## [What you will do]
Make an exact copy of the entries below with the pictures removed.

## [Data extract]
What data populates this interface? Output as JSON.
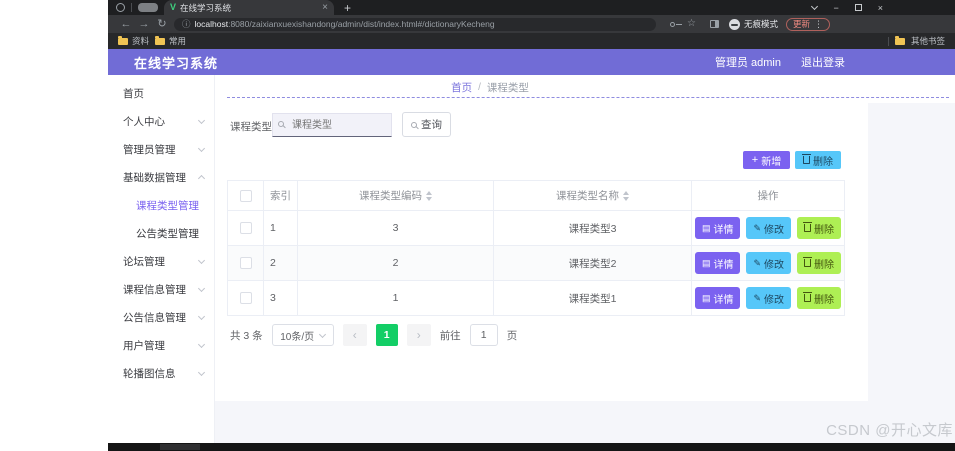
{
  "browser": {
    "tab_title": "在线学习系统",
    "url_host": "localhost",
    "url_rest": ":8080/zaixianxuexishandong/admin/dist/index.html#/dictionaryKecheng",
    "bookmarks": [
      "资料",
      "常用"
    ],
    "other_bookmarks": "其他书签",
    "incognito_label": "无痕模式",
    "update_label": "更新"
  },
  "icons": {
    "close": "×",
    "new_tab": "+",
    "back": "←",
    "forward": "→",
    "reload": "↻",
    "info": "ⓘ",
    "star": "☆",
    "menu_dots": "⋮",
    "minimize": "−",
    "favicon": "V",
    "plus": "+",
    "edit_pencil": "✎",
    "detail_doc": "▤",
    "breadcrumb_sep": "/",
    "prev": "‹",
    "next": "›"
  },
  "app_header": {
    "title": "在线学习系统",
    "user": "管理员 admin",
    "logout": "退出登录"
  },
  "sidebar": {
    "items": [
      {
        "label": "首页"
      },
      {
        "label": "个人中心"
      },
      {
        "label": "管理员管理"
      },
      {
        "label": "基础数据管理"
      },
      {
        "label": "课程类型管理"
      },
      {
        "label": "公告类型管理"
      },
      {
        "label": "论坛管理"
      },
      {
        "label": "课程信息管理"
      },
      {
        "label": "公告信息管理"
      },
      {
        "label": "用户管理"
      },
      {
        "label": "轮播图信息"
      }
    ]
  },
  "breadcrumb": {
    "home": "首页",
    "current": "课程类型"
  },
  "filters": {
    "label": "课程类型",
    "placeholder": "课程类型",
    "query": "查询"
  },
  "toolbar": {
    "add": "新增",
    "delete": "删除"
  },
  "table": {
    "headers": {
      "index": "索引",
      "code": "课程类型编码",
      "name": "课程类型名称",
      "ops": "操作"
    },
    "rows": [
      {
        "index": "1",
        "code": "3",
        "name": "课程类型3"
      },
      {
        "index": "2",
        "code": "2",
        "name": "课程类型2"
      },
      {
        "index": "3",
        "code": "1",
        "name": "课程类型1"
      }
    ],
    "actions": {
      "detail": "详情",
      "edit": "修改",
      "delete": "删除"
    }
  },
  "pagination": {
    "total": "共 3 条",
    "page_size": "10条/页",
    "page": "1",
    "goto": "前往",
    "goto_value": "1",
    "unit": "页"
  },
  "watermark": "CSDN @开心文库",
  "colors": {
    "header_purple": "#716cd6",
    "accent_purple": "#7b62f0",
    "sky_blue": "#56c7f9",
    "lime_green": "#aeef54",
    "page_active_green": "#13ce66"
  }
}
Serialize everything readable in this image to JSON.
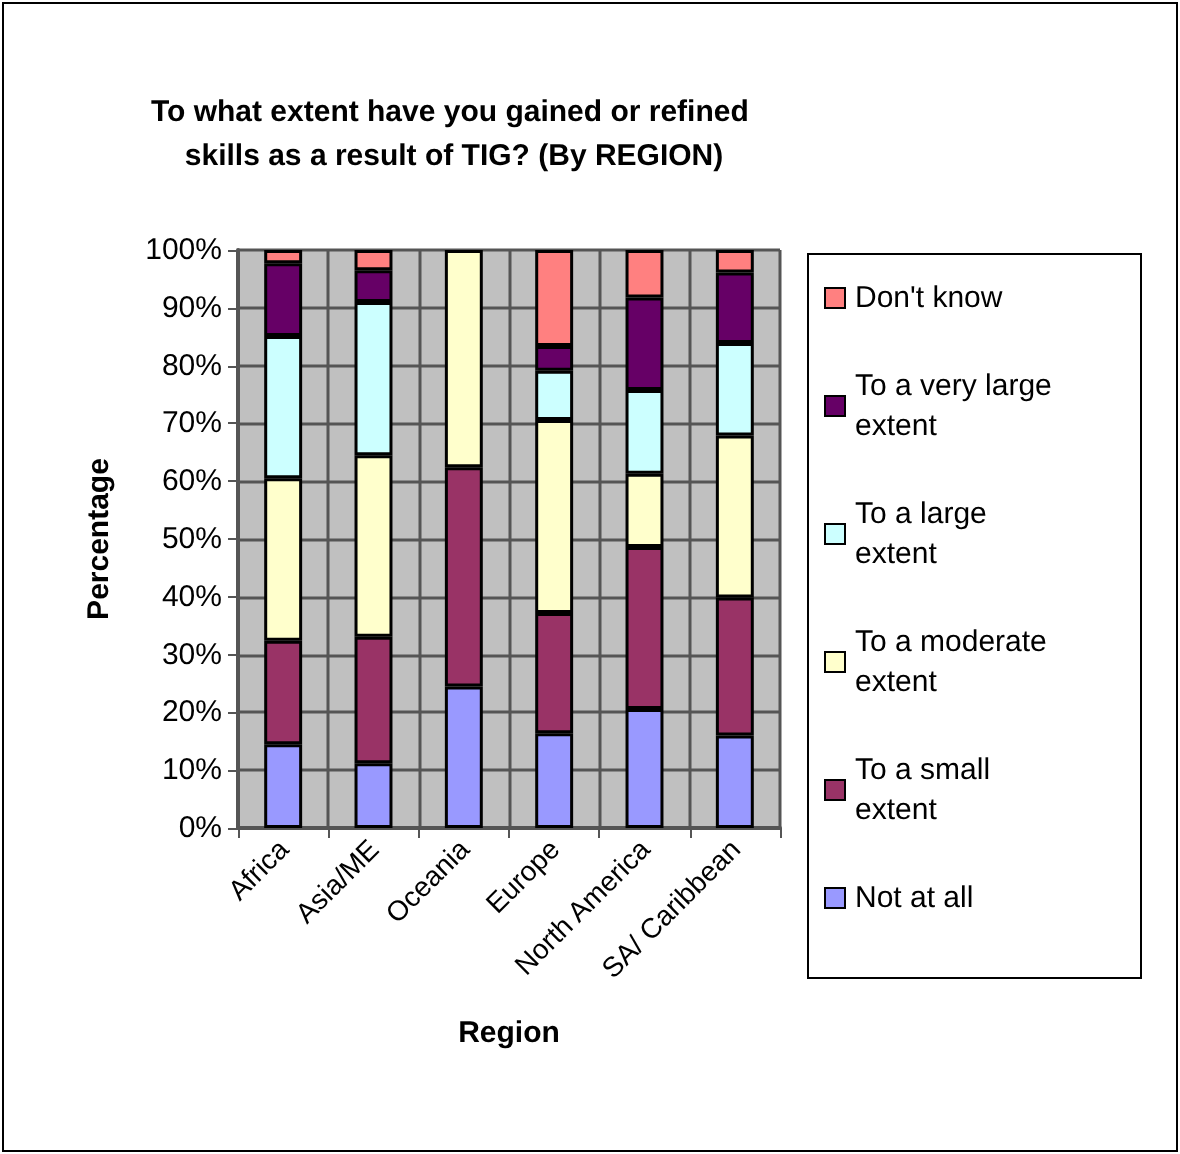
{
  "chart_data": {
    "type": "bar",
    "stacked": true,
    "title": "To what extent have you gained or refined skills as a result of TIG? (By REGION)",
    "xlabel": "Region",
    "ylabel": "Percentage",
    "categories": [
      "Africa",
      "Asia/ME",
      "Oceania",
      "Europe",
      "North America",
      "SA/ Caribbean"
    ],
    "series": [
      {
        "name": "Not at all",
        "color": "#9999ff",
        "values": [
          14.5,
          11.2,
          24.5,
          16.4,
          20.6,
          16.0
        ]
      },
      {
        "name": "To a small extent",
        "color": "#993366",
        "values": [
          17.9,
          21.9,
          37.9,
          20.8,
          28.0,
          23.9
        ]
      },
      {
        "name": "To a moderate extent",
        "color": "#ffffcc",
        "values": [
          28.1,
          31.4,
          37.6,
          33.4,
          12.7,
          28.0
        ]
      },
      {
        "name": "To a large extent",
        "color": "#ccffff",
        "values": [
          24.6,
          26.5,
          null,
          8.5,
          14.5,
          16.0
        ]
      },
      {
        "name": "To a very large extent",
        "color": "#660066",
        "values": [
          12.6,
          5.5,
          null,
          4.3,
          16.0,
          12.2
        ]
      },
      {
        "name": "Don't know",
        "color": "#ff8080",
        "values": [
          2.3,
          3.5,
          null,
          16.6,
          8.2,
          3.9
        ]
      }
    ],
    "ylim": [
      0,
      100
    ],
    "yticks": [
      {
        "value": 0,
        "label": "0%"
      },
      {
        "value": 10,
        "label": "10%"
      },
      {
        "value": 20,
        "label": "20%"
      },
      {
        "value": 30,
        "label": "30%"
      },
      {
        "value": 40,
        "label": "40%"
      },
      {
        "value": 50,
        "label": "50%"
      },
      {
        "value": 60,
        "label": "60%"
      },
      {
        "value": 70,
        "label": "70%"
      },
      {
        "value": 80,
        "label": "80%"
      },
      {
        "value": 90,
        "label": "90%"
      },
      {
        "value": 100,
        "label": "100%"
      }
    ],
    "grid": true,
    "legend": "right"
  }
}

## [Complete answer]
What data populates this interface? Output as JSON.
{
  "browser": {
    "tab_title": "在线学习系统",
    "url_host": "localhost",
    "url_rest": ":8080/zaixianxuexishandong/admin/dist/index.html#/dictionaryKecheng",
    "bookmarks": [
      "资料",
      "常用"
    ],
    "other_bookmarks": "其他书签",
    "incognito_label": "无痕模式",
    "update_label": "更新"
  },
  "icons": {
    "close": "×",
    "new_tab": "+",
    "back": "←",
    "forward": "→",
    "reload": "↻",
    "info": "ⓘ",
    "star": "☆",
    "menu_dots": "⋮",
    "minimize": "−",
    "favicon": "V",
    "plus": "+",
    "edit_pencil": "✎",
    "detail_doc": "▤",
    "breadcrumb_sep": "/",
    "prev": "‹",
    "next": "›"
  },
  "app_header": {
    "title": "在线学习系统",
    "user": "管理员 admin",
    "logout": "退出登录"
  },
  "sidebar": {
    "items": [
      {
        "label": "首页"
      },
      {
        "label": "个人中心"
      },
      {
        "label": "管理员管理"
      },
      {
        "label": "基础数据管理"
      },
      {
        "label": "课程类型管理"
      },
      {
        "label": "公告类型管理"
      },
      {
        "label": "论坛管理"
      },
      {
        "label": "课程信息管理"
      },
      {
        "label": "公告信息管理"
      },
      {
        "label": "用户管理"
      },
      {
        "label": "轮播图信息"
      }
    ]
  },
  "breadcrumb": {
    "home": "首页",
    "current": "课程类型"
  },
  "filters": {
    "label": "课程类型",
    "placeholder": "课程类型",
    "query": "查询"
  },
  "toolbar": {
    "add": "新增",
    "delete": "删除"
  },
  "table": {
    "headers": {
      "index": "索引",
      "code": "课程类型编码",
      "name": "课程类型名称",
      "ops": "操作"
    },
    "rows": [
      {
        "index": "1",
        "code": "3",
        "name": "课程类型3"
      },
      {
        "index": "2",
        "code": "2",
        "name": "课程类型2"
      },
      {
        "index": "3",
        "code": "1",
        "name": "课程类型1"
      }
    ],
    "actions": {
      "detail": "详情",
      "edit": "修改",
      "delete": "删除"
    }
  },
  "pagination": {
    "total": "共 3 条",
    "page_size": "10条/页",
    "page": "1",
    "goto": "前往",
    "goto_value": "1",
    "unit": "页"
  },
  "watermark": "CSDN @开心文库",
  "colors": {
    "header_purple": "#716cd6",
    "accent_purple": "#7b62f0",
    "sky_blue": "#56c7f9",
    "lime_green": "#aeef54",
    "page_active_green": "#13ce66"
  }
}
Serialize everything readable in this image to JSON.
{
  "chart_data": {
    "type": "bar",
    "stacked": true,
    "title": "To what extent have you gained or refined skills as a result of TIG? (By REGION)",
    "xlabel": "Region",
    "ylabel": "Percentage",
    "categories": [
      "Africa",
      "Asia/ME",
      "Oceania",
      "Europe",
      "North America",
      "SA/ Caribbean"
    ],
    "series": [
      {
        "name": "Not at all",
        "color": "#9999ff",
        "values": [
          14.5,
          11.2,
          24.5,
          16.4,
          20.6,
          16.0
        ]
      },
      {
        "name": "To a small extent",
        "color": "#993366",
        "values": [
          17.9,
          21.9,
          37.9,
          20.8,
          28.0,
          23.9
        ]
      },
      {
        "name": "To a moderate extent",
        "color": "#ffffcc",
        "values": [
          28.1,
          31.4,
          37.6,
          33.4,
          12.7,
          28.0
        ]
      },
      {
        "name": "To a large extent",
        "color": "#ccffff",
        "values": [
          24.6,
          26.5,
          null,
          8.5,
          14.5,
          16.0
        ]
      },
      {
        "name": "To a very large extent",
        "color": "#660066",
        "values": [
          12.6,
          5.5,
          null,
          4.3,
          16.0,
          12.2
        ]
      },
      {
        "name": "Don't know",
        "color": "#ff8080",
        "values": [
          2.3,
          3.5,
          null,
          16.6,
          8.2,
          3.9
        ]
      }
    ],
    "ylim": [
      0,
      100
    ],
    "yticks": [
      {
        "value": 0,
        "label": "0%"
      },
      {
        "value": 10,
        "label": "10%"
      },
      {
        "value": 20,
        "label": "20%"
      },
      {
        "value": 30,
        "label": "30%"
      },
      {
        "value": 40,
        "label": "40%"
      },
      {
        "value": 50,
        "label": "50%"
      },
      {
        "value": 60,
        "label": "60%"
      },
      {
        "value": 70,
        "label": "70%"
      },
      {
        "value": 80,
        "label": "80%"
      },
      {
        "value": 90,
        "label": "90%"
      },
      {
        "value": 100,
        "label": "100%"
      }
    ],
    "grid": true,
    "legend": "right"
  }
}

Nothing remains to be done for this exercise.